Exercise brief - From the start of the items through the line containing "grid-cell[interactable]: E (300, 64, 343, 110)", inclusive, swap "grid-cell" for "grid-tile" and give those lines again with nothing else changed.

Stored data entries
=-=-=
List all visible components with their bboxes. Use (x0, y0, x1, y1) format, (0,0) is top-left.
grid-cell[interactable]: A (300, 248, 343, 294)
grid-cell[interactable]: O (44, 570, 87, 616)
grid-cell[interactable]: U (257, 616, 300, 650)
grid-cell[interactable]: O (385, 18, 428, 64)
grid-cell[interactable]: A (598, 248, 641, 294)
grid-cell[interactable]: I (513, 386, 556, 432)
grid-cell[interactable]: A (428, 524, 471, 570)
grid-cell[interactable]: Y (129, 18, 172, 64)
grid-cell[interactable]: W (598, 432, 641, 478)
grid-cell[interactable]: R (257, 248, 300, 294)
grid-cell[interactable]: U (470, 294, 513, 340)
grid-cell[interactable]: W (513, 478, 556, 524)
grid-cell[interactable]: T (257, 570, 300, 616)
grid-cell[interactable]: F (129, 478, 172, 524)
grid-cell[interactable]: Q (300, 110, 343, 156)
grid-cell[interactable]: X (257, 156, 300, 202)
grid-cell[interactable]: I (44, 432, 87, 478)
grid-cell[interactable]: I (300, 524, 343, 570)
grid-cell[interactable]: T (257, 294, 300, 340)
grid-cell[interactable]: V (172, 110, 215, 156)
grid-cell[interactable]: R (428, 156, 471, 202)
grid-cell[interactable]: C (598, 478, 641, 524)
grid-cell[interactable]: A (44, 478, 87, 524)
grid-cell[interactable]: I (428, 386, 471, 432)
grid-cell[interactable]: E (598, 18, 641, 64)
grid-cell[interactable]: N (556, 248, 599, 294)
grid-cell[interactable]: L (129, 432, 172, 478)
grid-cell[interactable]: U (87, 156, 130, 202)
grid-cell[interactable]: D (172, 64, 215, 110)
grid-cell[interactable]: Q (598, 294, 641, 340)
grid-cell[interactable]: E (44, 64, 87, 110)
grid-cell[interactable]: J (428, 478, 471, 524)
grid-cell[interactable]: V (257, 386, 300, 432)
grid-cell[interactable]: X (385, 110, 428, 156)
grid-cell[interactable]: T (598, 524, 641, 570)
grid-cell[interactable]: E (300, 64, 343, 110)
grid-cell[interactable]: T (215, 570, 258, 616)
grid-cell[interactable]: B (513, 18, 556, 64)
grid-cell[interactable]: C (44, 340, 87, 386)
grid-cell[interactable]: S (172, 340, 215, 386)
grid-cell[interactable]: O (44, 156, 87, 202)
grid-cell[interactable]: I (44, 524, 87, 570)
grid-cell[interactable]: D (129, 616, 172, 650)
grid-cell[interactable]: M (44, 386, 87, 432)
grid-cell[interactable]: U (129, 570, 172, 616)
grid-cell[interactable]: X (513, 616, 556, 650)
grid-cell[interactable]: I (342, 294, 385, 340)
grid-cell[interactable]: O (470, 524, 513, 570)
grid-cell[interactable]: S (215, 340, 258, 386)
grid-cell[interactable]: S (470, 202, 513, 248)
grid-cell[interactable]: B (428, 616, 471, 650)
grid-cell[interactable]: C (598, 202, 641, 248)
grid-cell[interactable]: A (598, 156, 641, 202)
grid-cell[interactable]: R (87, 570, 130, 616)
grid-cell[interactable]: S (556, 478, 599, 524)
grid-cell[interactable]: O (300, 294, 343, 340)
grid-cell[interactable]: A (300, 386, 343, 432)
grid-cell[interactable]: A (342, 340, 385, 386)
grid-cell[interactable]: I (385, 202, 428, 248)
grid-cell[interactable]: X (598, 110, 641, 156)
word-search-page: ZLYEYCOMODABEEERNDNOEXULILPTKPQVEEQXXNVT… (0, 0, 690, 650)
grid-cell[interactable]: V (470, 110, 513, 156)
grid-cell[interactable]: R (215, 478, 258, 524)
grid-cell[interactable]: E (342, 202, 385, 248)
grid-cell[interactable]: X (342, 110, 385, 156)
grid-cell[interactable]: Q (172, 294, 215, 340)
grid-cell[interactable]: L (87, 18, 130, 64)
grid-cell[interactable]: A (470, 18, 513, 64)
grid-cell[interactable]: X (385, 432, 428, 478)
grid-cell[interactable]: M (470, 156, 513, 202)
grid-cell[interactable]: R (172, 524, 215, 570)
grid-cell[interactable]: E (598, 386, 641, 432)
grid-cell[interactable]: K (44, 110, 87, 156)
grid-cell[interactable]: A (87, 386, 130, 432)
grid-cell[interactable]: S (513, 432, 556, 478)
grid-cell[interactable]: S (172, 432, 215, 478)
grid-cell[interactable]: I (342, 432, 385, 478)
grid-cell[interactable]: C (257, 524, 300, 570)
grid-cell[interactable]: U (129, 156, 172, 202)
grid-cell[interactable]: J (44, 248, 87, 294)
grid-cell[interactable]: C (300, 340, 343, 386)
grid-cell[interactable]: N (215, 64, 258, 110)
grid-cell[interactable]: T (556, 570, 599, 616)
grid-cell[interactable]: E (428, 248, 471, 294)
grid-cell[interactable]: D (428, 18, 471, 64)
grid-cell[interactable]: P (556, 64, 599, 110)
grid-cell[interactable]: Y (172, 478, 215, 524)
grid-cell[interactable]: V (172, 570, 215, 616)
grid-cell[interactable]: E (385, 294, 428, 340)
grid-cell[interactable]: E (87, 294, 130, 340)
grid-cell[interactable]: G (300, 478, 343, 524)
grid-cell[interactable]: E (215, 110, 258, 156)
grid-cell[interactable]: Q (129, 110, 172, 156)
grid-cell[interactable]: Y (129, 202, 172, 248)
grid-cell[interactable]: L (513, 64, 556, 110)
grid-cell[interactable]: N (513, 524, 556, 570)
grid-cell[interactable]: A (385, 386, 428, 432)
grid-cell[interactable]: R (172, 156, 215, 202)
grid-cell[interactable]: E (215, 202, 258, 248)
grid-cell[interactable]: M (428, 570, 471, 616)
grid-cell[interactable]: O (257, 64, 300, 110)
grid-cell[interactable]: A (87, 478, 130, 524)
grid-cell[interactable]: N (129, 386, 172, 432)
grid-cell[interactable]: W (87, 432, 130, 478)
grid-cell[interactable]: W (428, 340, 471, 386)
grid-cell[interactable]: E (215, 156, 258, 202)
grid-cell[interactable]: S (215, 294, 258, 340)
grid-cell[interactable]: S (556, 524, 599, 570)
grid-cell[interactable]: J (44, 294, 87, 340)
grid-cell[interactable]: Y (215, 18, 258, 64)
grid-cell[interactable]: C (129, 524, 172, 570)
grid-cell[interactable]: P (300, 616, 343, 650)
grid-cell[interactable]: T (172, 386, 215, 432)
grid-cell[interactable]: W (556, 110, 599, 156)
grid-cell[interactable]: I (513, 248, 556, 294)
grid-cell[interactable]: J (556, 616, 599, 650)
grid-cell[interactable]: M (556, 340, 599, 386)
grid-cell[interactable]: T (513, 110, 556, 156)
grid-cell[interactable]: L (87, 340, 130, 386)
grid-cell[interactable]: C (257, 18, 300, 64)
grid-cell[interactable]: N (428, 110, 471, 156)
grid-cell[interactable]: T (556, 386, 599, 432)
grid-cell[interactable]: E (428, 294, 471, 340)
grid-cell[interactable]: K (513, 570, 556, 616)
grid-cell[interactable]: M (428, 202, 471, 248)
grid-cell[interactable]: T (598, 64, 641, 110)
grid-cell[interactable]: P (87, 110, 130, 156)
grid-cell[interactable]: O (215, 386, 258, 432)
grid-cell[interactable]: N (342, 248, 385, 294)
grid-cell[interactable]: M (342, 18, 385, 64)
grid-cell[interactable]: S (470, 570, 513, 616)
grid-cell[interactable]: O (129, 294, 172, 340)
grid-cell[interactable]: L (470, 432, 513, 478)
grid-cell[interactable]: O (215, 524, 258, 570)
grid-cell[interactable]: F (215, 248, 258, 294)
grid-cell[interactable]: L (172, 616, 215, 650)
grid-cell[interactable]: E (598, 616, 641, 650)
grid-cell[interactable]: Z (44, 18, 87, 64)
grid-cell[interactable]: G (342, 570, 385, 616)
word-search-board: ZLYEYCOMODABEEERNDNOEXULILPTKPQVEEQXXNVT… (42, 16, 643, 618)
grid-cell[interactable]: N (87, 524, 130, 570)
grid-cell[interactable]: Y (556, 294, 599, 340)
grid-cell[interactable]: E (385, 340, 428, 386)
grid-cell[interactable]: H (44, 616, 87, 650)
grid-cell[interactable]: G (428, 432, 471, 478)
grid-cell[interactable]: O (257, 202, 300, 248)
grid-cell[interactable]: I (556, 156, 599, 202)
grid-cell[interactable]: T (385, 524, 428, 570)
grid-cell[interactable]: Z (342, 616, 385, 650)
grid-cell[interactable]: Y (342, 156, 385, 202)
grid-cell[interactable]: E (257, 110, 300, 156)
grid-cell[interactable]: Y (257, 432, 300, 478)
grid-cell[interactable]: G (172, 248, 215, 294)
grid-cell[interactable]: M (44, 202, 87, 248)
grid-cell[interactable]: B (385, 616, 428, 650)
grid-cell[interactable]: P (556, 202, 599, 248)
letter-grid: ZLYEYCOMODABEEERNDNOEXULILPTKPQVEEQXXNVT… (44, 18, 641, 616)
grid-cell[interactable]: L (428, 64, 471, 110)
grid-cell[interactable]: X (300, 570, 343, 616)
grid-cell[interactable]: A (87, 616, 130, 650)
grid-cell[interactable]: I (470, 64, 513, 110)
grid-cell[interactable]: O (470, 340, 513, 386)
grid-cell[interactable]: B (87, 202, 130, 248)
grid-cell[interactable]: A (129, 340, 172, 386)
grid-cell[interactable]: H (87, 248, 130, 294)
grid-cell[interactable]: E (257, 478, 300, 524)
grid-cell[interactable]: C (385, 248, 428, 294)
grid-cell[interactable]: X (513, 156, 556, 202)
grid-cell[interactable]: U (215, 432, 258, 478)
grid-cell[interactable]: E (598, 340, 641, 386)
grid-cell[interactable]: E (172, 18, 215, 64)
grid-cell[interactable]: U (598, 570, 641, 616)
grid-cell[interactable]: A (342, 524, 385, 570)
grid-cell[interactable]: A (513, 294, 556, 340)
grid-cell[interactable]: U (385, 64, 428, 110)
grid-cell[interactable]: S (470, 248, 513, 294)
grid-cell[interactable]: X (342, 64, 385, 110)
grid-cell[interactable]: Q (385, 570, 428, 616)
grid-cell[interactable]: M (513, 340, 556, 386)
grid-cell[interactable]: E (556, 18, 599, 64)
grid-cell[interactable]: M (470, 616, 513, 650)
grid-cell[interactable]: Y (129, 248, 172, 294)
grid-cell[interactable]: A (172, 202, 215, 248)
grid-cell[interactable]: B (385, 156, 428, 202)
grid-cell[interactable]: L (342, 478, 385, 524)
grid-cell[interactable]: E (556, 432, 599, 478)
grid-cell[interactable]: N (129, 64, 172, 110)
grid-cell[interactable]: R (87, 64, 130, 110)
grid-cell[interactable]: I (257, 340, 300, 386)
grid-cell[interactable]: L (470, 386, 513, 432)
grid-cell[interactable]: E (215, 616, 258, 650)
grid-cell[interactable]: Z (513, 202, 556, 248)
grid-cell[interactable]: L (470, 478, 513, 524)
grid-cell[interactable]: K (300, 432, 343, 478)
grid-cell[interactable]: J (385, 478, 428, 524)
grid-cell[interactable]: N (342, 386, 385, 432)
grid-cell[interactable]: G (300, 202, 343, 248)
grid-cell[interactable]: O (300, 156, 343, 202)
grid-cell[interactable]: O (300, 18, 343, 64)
=-=-=
Result -
List all visible components with their bboxes. Use (x0, y0, x1, y1) format, (0,0) is top-left.
grid-tile[interactable]: A (300, 248, 343, 294)
grid-tile[interactable]: O (44, 570, 87, 616)
grid-tile[interactable]: U (257, 616, 300, 650)
grid-tile[interactable]: O (385, 18, 428, 64)
grid-tile[interactable]: A (598, 248, 641, 294)
grid-tile[interactable]: I (513, 386, 556, 432)
grid-tile[interactable]: A (428, 524, 471, 570)
grid-tile[interactable]: Y (129, 18, 172, 64)
grid-tile[interactable]: W (598, 432, 641, 478)
grid-tile[interactable]: R (257, 248, 300, 294)
grid-tile[interactable]: U (470, 294, 513, 340)
grid-tile[interactable]: W (513, 478, 556, 524)
grid-tile[interactable]: T (257, 570, 300, 616)
grid-tile[interactable]: F (129, 478, 172, 524)
grid-tile[interactable]: Q (300, 110, 343, 156)
grid-tile[interactable]: X (257, 156, 300, 202)
grid-tile[interactable]: I (44, 432, 87, 478)
grid-tile[interactable]: I (300, 524, 343, 570)
grid-tile[interactable]: T (257, 294, 300, 340)
grid-tile[interactable]: V (172, 110, 215, 156)
grid-tile[interactable]: R (428, 156, 471, 202)
grid-tile[interactable]: C (598, 478, 641, 524)
grid-tile[interactable]: A (44, 478, 87, 524)
grid-tile[interactable]: I (428, 386, 471, 432)
grid-tile[interactable]: E (598, 18, 641, 64)
grid-tile[interactable]: N (556, 248, 599, 294)
grid-tile[interactable]: L (129, 432, 172, 478)
grid-tile[interactable]: U (87, 156, 130, 202)
grid-tile[interactable]: D (172, 64, 215, 110)
grid-tile[interactable]: Q (598, 294, 641, 340)
grid-tile[interactable]: E (44, 64, 87, 110)
grid-tile[interactable]: J (428, 478, 471, 524)
grid-tile[interactable]: V (257, 386, 300, 432)
grid-tile[interactable]: X (385, 110, 428, 156)
grid-tile[interactable]: T (598, 524, 641, 570)
grid-tile[interactable]: E (300, 64, 343, 110)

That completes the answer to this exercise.